• [Records shown]
· · · ·

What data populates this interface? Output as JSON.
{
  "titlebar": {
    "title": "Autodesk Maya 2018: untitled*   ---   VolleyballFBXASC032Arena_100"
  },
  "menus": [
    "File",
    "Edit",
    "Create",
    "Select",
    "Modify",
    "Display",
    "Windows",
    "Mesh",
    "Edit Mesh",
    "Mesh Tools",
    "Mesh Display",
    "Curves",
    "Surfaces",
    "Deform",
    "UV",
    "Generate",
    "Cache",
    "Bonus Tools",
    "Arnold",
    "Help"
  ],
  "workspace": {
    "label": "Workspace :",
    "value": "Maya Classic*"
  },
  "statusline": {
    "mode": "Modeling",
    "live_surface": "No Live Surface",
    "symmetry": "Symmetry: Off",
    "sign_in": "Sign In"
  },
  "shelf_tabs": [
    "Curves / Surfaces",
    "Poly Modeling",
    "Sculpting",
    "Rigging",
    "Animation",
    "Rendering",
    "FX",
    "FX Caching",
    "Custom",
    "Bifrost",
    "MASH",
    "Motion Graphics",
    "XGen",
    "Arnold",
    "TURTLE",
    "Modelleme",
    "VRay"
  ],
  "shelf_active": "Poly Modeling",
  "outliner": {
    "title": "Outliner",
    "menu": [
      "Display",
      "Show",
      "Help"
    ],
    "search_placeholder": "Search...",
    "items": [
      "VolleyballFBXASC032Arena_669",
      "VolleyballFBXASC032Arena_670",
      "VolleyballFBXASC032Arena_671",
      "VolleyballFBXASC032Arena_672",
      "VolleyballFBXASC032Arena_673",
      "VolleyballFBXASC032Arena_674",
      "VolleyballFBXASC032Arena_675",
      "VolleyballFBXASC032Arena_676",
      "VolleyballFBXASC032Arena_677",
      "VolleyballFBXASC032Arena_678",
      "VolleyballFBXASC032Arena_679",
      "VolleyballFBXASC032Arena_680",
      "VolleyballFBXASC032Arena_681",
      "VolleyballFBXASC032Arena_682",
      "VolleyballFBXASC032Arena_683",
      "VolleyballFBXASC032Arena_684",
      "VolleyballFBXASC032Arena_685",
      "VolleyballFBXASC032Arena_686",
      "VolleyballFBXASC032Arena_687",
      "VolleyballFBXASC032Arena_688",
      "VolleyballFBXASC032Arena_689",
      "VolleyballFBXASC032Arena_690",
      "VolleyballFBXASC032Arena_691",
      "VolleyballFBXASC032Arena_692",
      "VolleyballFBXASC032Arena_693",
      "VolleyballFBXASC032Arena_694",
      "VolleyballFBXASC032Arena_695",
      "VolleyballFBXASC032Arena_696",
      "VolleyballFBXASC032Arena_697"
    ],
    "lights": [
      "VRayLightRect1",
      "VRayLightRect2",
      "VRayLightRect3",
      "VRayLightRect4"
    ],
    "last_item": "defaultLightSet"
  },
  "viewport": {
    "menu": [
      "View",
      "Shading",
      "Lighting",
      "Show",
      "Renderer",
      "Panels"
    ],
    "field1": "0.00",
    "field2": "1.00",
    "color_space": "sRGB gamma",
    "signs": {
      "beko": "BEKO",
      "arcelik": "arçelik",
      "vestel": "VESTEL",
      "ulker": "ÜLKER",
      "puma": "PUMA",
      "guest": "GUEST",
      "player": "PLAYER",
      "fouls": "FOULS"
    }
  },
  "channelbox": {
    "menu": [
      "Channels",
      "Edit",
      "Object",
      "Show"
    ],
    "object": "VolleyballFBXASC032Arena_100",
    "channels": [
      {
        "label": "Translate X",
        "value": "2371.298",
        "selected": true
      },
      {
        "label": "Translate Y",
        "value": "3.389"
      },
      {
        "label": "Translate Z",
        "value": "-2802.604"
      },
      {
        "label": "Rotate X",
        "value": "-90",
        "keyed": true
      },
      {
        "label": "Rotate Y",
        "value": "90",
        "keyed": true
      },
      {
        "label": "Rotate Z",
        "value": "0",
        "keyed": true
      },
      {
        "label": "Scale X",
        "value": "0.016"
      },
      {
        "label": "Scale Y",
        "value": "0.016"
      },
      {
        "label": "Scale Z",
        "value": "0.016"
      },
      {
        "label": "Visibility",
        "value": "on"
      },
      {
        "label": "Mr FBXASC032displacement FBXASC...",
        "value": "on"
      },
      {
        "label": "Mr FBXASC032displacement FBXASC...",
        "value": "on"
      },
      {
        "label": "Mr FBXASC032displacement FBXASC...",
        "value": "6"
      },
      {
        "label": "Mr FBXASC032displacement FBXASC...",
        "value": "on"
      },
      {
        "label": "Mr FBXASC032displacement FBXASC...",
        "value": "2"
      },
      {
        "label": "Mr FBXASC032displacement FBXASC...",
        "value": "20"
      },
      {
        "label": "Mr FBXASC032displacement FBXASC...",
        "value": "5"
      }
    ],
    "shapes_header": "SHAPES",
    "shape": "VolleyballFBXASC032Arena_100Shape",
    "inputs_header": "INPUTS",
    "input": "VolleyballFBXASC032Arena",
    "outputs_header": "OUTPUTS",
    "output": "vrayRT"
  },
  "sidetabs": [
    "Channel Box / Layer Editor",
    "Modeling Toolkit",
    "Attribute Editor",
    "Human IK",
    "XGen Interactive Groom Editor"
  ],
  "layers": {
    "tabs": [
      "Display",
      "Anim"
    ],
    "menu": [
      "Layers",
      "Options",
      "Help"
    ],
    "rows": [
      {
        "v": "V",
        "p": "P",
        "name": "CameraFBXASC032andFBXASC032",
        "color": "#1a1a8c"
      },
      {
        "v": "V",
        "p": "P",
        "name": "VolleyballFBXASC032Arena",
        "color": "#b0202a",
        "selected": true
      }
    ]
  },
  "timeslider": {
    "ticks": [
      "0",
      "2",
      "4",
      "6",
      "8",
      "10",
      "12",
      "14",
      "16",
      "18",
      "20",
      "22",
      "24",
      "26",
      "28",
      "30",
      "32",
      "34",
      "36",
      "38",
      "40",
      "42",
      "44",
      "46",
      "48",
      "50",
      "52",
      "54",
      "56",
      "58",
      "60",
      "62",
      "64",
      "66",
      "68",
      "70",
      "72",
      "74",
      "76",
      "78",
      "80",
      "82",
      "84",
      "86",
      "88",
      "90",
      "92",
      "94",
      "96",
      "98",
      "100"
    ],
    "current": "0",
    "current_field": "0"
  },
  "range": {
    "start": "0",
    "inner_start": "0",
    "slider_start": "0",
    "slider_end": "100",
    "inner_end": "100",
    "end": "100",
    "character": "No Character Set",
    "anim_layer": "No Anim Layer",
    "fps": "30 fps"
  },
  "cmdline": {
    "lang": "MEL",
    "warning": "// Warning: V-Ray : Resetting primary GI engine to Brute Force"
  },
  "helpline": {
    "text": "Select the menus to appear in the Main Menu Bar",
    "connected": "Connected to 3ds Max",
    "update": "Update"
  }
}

· · · ·

• [Problem details]
Copy the entries above exactly, leaving none out.

• [Answer to this exercise]
What data populates this interface? Output as JSON.
{
  "titlebar": {
    "title": "Autodesk Maya 2018: untitled*   ---   VolleyballFBXASC032Arena_100"
  },
  "menus": [
    "File",
    "Edit",
    "Create",
    "Select",
    "Modify",
    "Display",
    "Windows",
    "Mesh",
    "Edit Mesh",
    "Mesh Tools",
    "Mesh Display",
    "Curves",
    "Surfaces",
    "Deform",
    "UV",
    "Generate",
    "Cache",
    "Bonus Tools",
    "Arnold",
    "Help"
  ],
  "workspace": {
    "label": "Workspace :",
    "value": "Maya Classic*"
  },
  "statusline": {
    "mode": "Modeling",
    "live_surface": "No Live Surface",
    "symmetry": "Symmetry: Off",
    "sign_in": "Sign In"
  },
  "shelf_tabs": [
    "Curves / Surfaces",
    "Poly Modeling",
    "Sculpting",
    "Rigging",
    "Animation",
    "Rendering",
    "FX",
    "FX Caching",
    "Custom",
    "Bifrost",
    "MASH",
    "Motion Graphics",
    "XGen",
    "Arnold",
    "TURTLE",
    "Modelleme",
    "VRay"
  ],
  "shelf_active": "Poly Modeling",
  "outliner": {
    "title": "Outliner",
    "menu": [
      "Display",
      "Show",
      "Help"
    ],
    "search_placeholder": "Search...",
    "items": [
      "VolleyballFBXASC032Arena_669",
      "VolleyballFBXASC032Arena_670",
      "VolleyballFBXASC032Arena_671",
      "VolleyballFBXASC032Arena_672",
      "VolleyballFBXASC032Arena_673",
      "VolleyballFBXASC032Arena_674",
      "VolleyballFBXASC032Arena_675",
      "VolleyballFBXASC032Arena_676",
      "VolleyballFBXASC032Arena_677",
      "VolleyballFBXASC032Arena_678",
      "VolleyballFBXASC032Arena_679",
      "VolleyballFBXASC032Arena_680",
      "VolleyballFBXASC032Arena_681",
      "VolleyballFBXASC032Arena_682",
      "VolleyballFBXASC032Arena_683",
      "VolleyballFBXASC032Arena_684",
      "VolleyballFBXASC032Arena_685",
      "VolleyballFBXASC032Arena_686",
      "VolleyballFBXASC032Arena_687",
      "VolleyballFBXASC032Arena_688",
      "VolleyballFBXASC032Arena_689",
      "VolleyballFBXASC032Arena_690",
      "VolleyballFBXASC032Arena_691",
      "VolleyballFBXASC032Arena_692",
      "VolleyballFBXASC032Arena_693",
      "VolleyballFBXASC032Arena_694",
      "VolleyballFBXASC032Arena_695",
      "VolleyballFBXASC032Arena_696",
      "VolleyballFBXASC032Arena_697"
    ],
    "lights": [
      "VRayLightRect1",
      "VRayLightRect2",
      "VRayLightRect3",
      "VRayLightRect4"
    ],
    "last_item": "defaultLightSet"
  },
  "viewport": {
    "menu": [
      "View",
      "Shading",
      "Lighting",
      "Show",
      "Renderer",
      "Panels"
    ],
    "field1": "0.00",
    "field2": "1.00",
    "color_space": "sRGB gamma",
    "signs": {
      "beko": "BEKO",
      "arcelik": "arçelik",
      "vestel": "VESTEL",
      "ulker": "ÜLKER",
      "puma": "PUMA",
      "guest": "GUEST",
      "player": "PLAYER",
      "fouls": "FOULS"
    }
  },
  "channelbox": {
    "menu": [
      "Channels",
      "Edit",
      "Object",
      "Show"
    ],
    "object": "VolleyballFBXASC032Arena_100",
    "channels": [
      {
        "label": "Translate X",
        "value": "2371.298",
        "selected": true
      },
      {
        "label": "Translate Y",
        "value": "3.389"
      },
      {
        "label": "Translate Z",
        "value": "-2802.604"
      },
      {
        "label": "Rotate X",
        "value": "-90",
        "keyed": true
      },
      {
        "label": "Rotate Y",
        "value": "90",
        "keyed": true
      },
      {
        "label": "Rotate Z",
        "value": "0",
        "keyed": true
      },
      {
        "label": "Scale X",
        "value": "0.016"
      },
      {
        "label": "Scale Y",
        "value": "0.016"
      },
      {
        "label": "Scale Z",
        "value": "0.016"
      },
      {
        "label": "Visibility",
        "value": "on"
      },
      {
        "label": "Mr FBXASC032displacement FBXASC...",
        "value": "on"
      },
      {
        "label": "Mr FBXASC032displacement FBXASC...",
        "value": "on"
      },
      {
        "label": "Mr FBXASC032displacement FBXASC...",
        "value": "6"
      },
      {
        "label": "Mr FBXASC032displacement FBXASC...",
        "value": "on"
      },
      {
        "label": "Mr FBXASC032displacement FBXASC...",
        "value": "2"
      },
      {
        "label": "Mr FBXASC032displacement FBXASC...",
        "value": "20"
      },
      {
        "label": "Mr FBXASC032displacement FBXASC...",
        "value": "5"
      }
    ],
    "shapes_header": "SHAPES",
    "shape": "VolleyballFBXASC032Arena_100Shape",
    "inputs_header": "INPUTS",
    "input": "VolleyballFBXASC032Arena",
    "outputs_header": "OUTPUTS",
    "output": "vrayRT"
  },
  "sidetabs": [
    "Channel Box / Layer Editor",
    "Modeling Toolkit",
    "Attribute Editor",
    "Human IK",
    "XGen Interactive Groom Editor"
  ],
  "layers": {
    "tabs": [
      "Display",
      "Anim"
    ],
    "menu": [
      "Layers",
      "Options",
      "Help"
    ],
    "rows": [
      {
        "v": "V",
        "p": "P",
        "name": "CameraFBXASC032andFBXASC032",
        "color": "#1a1a8c"
      },
      {
        "v": "V",
        "p": "P",
        "name": "VolleyballFBXASC032Arena",
        "color": "#b0202a",
        "selected": true
      }
    ]
  },
  "timeslider": {
    "ticks": [
      "0",
      "2",
      "4",
      "6",
      "8",
      "10",
      "12",
      "14",
      "16",
      "18",
      "20",
      "22",
      "24",
      "26",
      "28",
      "30",
      "32",
      "34",
      "36",
      "38",
      "40",
      "42",
      "44",
      "46",
      "48",
      "50",
      "52",
      "54",
      "56",
      "58",
      "60",
      "62",
      "64",
      "66",
      "68",
      "70",
      "72",
      "74",
      "76",
      "78",
      "80",
      "82",
      "84",
      "86",
      "88",
      "90",
      "92",
      "94",
      "96",
      "98",
      "100"
    ],
    "current": "0",
    "current_field": "0"
  },
  "range": {
    "start": "0",
    "inner_start": "0",
    "slider_start": "0",
    "slider_end": "100",
    "inner_end": "100",
    "end": "100",
    "character": "No Character Set",
    "anim_layer": "No Anim Layer",
    "fps": "30 fps"
  },
  "cmdline": {
    "lang": "MEL",
    "warning": "// Warning: V-Ray : Resetting primary GI engine to Brute Force"
  },
  "helpline": {
    "text": "Select the menus to appear in the Main Menu Bar",
    "connected": "Connected to 3ds Max",
    "update": "Update"
  }
}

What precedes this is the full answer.